<<<<

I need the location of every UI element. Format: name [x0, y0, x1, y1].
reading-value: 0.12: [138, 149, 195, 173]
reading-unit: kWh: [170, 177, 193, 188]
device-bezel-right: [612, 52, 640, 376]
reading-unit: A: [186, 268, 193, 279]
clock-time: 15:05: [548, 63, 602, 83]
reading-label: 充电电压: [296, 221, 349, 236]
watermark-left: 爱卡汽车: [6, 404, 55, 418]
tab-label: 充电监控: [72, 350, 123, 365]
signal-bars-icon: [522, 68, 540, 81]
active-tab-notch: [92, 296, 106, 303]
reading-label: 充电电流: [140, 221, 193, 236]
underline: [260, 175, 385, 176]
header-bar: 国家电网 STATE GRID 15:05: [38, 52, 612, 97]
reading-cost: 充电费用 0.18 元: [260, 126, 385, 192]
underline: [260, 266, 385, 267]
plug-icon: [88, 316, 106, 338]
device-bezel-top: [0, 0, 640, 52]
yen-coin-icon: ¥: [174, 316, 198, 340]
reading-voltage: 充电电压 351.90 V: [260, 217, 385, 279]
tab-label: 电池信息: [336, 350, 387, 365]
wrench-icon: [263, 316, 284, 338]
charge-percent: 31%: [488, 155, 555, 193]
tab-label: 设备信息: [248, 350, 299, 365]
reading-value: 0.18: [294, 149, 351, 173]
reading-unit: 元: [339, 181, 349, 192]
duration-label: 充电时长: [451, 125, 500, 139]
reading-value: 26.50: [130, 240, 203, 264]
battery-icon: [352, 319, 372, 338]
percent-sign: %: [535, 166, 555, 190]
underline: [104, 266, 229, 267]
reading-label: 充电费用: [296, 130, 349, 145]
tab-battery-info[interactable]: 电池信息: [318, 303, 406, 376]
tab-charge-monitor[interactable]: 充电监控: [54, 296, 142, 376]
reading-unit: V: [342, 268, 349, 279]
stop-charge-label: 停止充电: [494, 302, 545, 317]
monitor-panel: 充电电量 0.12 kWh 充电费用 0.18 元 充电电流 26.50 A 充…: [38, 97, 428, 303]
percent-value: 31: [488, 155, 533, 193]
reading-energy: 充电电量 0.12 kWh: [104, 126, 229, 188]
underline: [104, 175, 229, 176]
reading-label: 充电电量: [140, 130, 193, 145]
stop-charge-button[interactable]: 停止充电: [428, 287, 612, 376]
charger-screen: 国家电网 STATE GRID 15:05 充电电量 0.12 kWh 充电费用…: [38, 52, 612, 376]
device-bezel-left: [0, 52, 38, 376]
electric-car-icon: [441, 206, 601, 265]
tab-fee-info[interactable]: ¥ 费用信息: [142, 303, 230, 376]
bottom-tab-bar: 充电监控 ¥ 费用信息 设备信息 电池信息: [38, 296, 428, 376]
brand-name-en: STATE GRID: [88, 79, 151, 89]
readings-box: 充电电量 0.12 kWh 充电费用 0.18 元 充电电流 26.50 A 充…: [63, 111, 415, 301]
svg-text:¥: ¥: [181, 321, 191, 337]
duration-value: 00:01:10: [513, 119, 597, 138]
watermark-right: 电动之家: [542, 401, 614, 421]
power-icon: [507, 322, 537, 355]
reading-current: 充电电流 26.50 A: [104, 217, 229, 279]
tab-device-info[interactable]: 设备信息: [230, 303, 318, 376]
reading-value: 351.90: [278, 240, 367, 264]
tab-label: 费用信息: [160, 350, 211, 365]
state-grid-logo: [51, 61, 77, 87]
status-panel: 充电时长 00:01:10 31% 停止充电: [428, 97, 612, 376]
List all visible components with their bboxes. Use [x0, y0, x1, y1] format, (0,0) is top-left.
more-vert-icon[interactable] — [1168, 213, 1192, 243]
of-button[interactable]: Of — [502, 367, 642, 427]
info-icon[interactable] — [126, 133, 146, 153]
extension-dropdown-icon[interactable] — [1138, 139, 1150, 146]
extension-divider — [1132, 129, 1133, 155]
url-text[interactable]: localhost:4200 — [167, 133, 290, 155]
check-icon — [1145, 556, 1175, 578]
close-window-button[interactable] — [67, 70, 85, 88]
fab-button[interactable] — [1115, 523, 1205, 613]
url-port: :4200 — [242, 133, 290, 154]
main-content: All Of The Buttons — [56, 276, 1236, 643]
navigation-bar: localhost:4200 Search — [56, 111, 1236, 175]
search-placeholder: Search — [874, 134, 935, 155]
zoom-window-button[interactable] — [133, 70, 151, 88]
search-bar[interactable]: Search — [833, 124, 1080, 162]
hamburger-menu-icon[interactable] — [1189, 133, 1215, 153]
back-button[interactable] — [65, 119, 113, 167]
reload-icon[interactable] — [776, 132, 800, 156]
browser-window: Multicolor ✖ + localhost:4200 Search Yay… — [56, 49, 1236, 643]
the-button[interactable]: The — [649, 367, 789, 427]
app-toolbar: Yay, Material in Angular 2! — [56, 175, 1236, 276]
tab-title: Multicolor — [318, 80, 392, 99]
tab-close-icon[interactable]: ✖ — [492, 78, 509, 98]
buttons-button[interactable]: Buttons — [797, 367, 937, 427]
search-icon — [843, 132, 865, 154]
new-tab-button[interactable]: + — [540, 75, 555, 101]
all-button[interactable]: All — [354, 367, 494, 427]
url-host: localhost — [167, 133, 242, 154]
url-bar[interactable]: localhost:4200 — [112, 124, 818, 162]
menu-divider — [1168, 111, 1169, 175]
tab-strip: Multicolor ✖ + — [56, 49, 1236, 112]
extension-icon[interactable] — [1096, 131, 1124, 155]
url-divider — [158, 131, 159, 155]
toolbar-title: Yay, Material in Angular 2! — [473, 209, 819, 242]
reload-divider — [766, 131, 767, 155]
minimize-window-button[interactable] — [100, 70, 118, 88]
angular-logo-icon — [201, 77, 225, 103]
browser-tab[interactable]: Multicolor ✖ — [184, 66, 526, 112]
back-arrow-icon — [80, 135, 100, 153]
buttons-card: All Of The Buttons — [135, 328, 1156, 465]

>>>>

§ **Job**
Convert all the lines above into a numbered list, leaving out any blank lines.

§ **Expected output**
1. I need the location of every UI element. Format: name [x0, y0, x1, y1].
2. reading-value: 0.12: [138, 149, 195, 173]
3. reading-unit: kWh: [170, 177, 193, 188]
4. device-bezel-right: [612, 52, 640, 376]
5. reading-unit: A: [186, 268, 193, 279]
6. clock-time: 15:05: [548, 63, 602, 83]
7. reading-label: 充电电压: [296, 221, 349, 236]
8. watermark-left: 爱卡汽车: [6, 404, 55, 418]
9. tab-label: 充电监控: [72, 350, 123, 365]
10. signal-bars-icon: [522, 68, 540, 81]
11. active-tab-notch: [92, 296, 106, 303]
12. reading-label: 充电电流: [140, 221, 193, 236]
13. underline: [260, 175, 385, 176]
14. header-bar: 国家电网 STATE GRID 15:05: [38, 52, 612, 97]
15. reading-cost: 充电费用 0.18 元: [260, 126, 385, 192]
16. underline: [260, 266, 385, 267]
17. plug-icon: [88, 316, 106, 338]
18. device-bezel-top: [0, 0, 640, 52]
19. yen-coin-icon: ¥: [174, 316, 198, 340]
20. reading-voltage: 充电电压 351.90 V: [260, 217, 385, 279]
21. tab-label: 电池信息: [336, 350, 387, 365]
22. wrench-icon: [263, 316, 284, 338]
23. charge-percent: 31%: [488, 155, 555, 193]
24. tab-label: 设备信息: [248, 350, 299, 365]
25. reading-value: 0.18: [294, 149, 351, 173]
26. reading-unit: 元: [339, 181, 349, 192]
27. duration-label: 充电时长: [451, 125, 500, 139]
28. reading-value: 26.50: [130, 240, 203, 264]
29. battery-icon: [352, 319, 372, 338]
30. percent-sign: %: [535, 166, 555, 190]
31. underline: [104, 266, 229, 267]
32. reading-label: 充电费用: [296, 130, 349, 145]
33. tab-battery-info[interactable]: 电池信息: [318, 303, 406, 376]
34. tab-charge-monitor[interactable]: 充电监控: [54, 296, 142, 376]
35. reading-unit: V: [342, 268, 349, 279]
36. stop-charge-label: 停止充电: [494, 302, 545, 317]
37. monitor-panel: 充电电量 0.12 kWh 充电费用 0.18 元 充电电流 26.50 A 充…: [38, 97, 428, 303]
38. percent-value: 31: [488, 155, 533, 193]
39. reading-energy: 充电电量 0.12 kWh: [104, 126, 229, 188]
40. underline: [104, 175, 229, 176]
41. reading-label: 充电电量: [140, 130, 193, 145]
42. stop-charge-button[interactable]: 停止充电: [428, 287, 612, 376]
43. charger-screen: 国家电网 STATE GRID 15:05 充电电量 0.12 kWh 充电费用…: [38, 52, 612, 376]
44. device-bezel-left: [0, 52, 38, 376]
45. electric-car-icon: [441, 206, 601, 265]
46. tab-fee-info[interactable]: ¥ 费用信息: [142, 303, 230, 376]
47. bottom-tab-bar: 充电监控 ¥ 费用信息 设备信息 电池信息: [38, 296, 428, 376]
48. brand-name-en: STATE GRID: [88, 79, 151, 89]
49. readings-box: 充电电量 0.12 kWh 充电费用 0.18 元 充电电流 26.50 A 充…: [63, 111, 415, 301]
50. svg-text:¥: ¥: [181, 321, 191, 337]
51. duration-value: 00:01:10: [513, 119, 597, 138]
52. watermark-right: 电动之家: [542, 401, 614, 421]
53. power-icon: [507, 322, 537, 355]
54. reading-current: 充电电流 26.50 A: [104, 217, 229, 279]
55. tab-device-info[interactable]: 设备信息: [230, 303, 318, 376]
56. reading-value: 351.90: [278, 240, 367, 264]
57. tab-label: 费用信息: [160, 350, 211, 365]
58. state-grid-logo: [51, 61, 77, 87]
59. status-panel: 充电时长 00:01:10 31% 停止充电: [428, 97, 612, 376]
60. List all visible components with their bboxes. Use [x0, y0, x1, y1] format, (0,0) is top-left.
61. more-vert-icon[interactable] — [1168, 213, 1192, 243]
62. of-button[interactable]: Of — [502, 367, 642, 427]
63. info-icon[interactable] — [126, 133, 146, 153]
64. extension-dropdown-icon[interactable] — [1138, 139, 1150, 146]
65. extension-divider — [1132, 129, 1133, 155]
66. url-text[interactable]: localhost:4200 — [167, 133, 290, 155]
67. check-icon — [1145, 556, 1175, 578]
68. close-window-button[interactable] — [67, 70, 85, 88]
69. fab-button[interactable] — [1115, 523, 1205, 613]
70. url-port: :4200 — [242, 133, 290, 154]
71. main-content: All Of The Buttons — [56, 276, 1236, 643]
72. navigation-bar: localhost:4200 Search — [56, 111, 1236, 175]
73. search-placeholder: Search — [874, 134, 935, 155]
74. zoom-window-button[interactable] — [133, 70, 151, 88]
75. search-bar[interactable]: Search — [833, 124, 1080, 162]
76. hamburger-menu-icon[interactable] — [1189, 133, 1215, 153]
77. back-button[interactable] — [65, 119, 113, 167]
78. reload-icon[interactable] — [776, 132, 800, 156]
79. browser-window: Multicolor ✖ + localhost:4200 Search Yay… — [56, 49, 1236, 643]
80. the-button[interactable]: The — [649, 367, 789, 427]
81. app-toolbar: Yay, Material in Angular 2! — [56, 175, 1236, 276]
82. tab-title: Multicolor — [318, 80, 392, 99]
83. tab-close-icon[interactable]: ✖ — [492, 78, 509, 98]
84. buttons-button[interactable]: Buttons — [797, 367, 937, 427]
85. search-icon — [843, 132, 865, 154]
86. new-tab-button[interactable]: + — [540, 75, 555, 101]
87. all-button[interactable]: All — [354, 367, 494, 427]
88. url-host: localhost — [167, 133, 242, 154]
89. url-bar[interactable]: localhost:4200 — [112, 124, 818, 162]
90. menu-divider — [1168, 111, 1169, 175]
91. tab-strip: Multicolor ✖ + — [56, 49, 1236, 112]
92. extension-icon[interactable] — [1096, 131, 1124, 155]
93. url-divider — [158, 131, 159, 155]
94. toolbar-title: Yay, Material in Angular 2! — [473, 209, 819, 242]
95. reload-divider — [766, 131, 767, 155]
96. minimize-window-button[interactable] — [100, 70, 118, 88]
97. angular-logo-icon — [201, 77, 225, 103]
98. browser-tab[interactable]: Multicolor ✖ — [184, 66, 526, 112]
99. back-arrow-icon — [80, 135, 100, 153]
100. buttons-card: All Of The Buttons — [135, 328, 1156, 465]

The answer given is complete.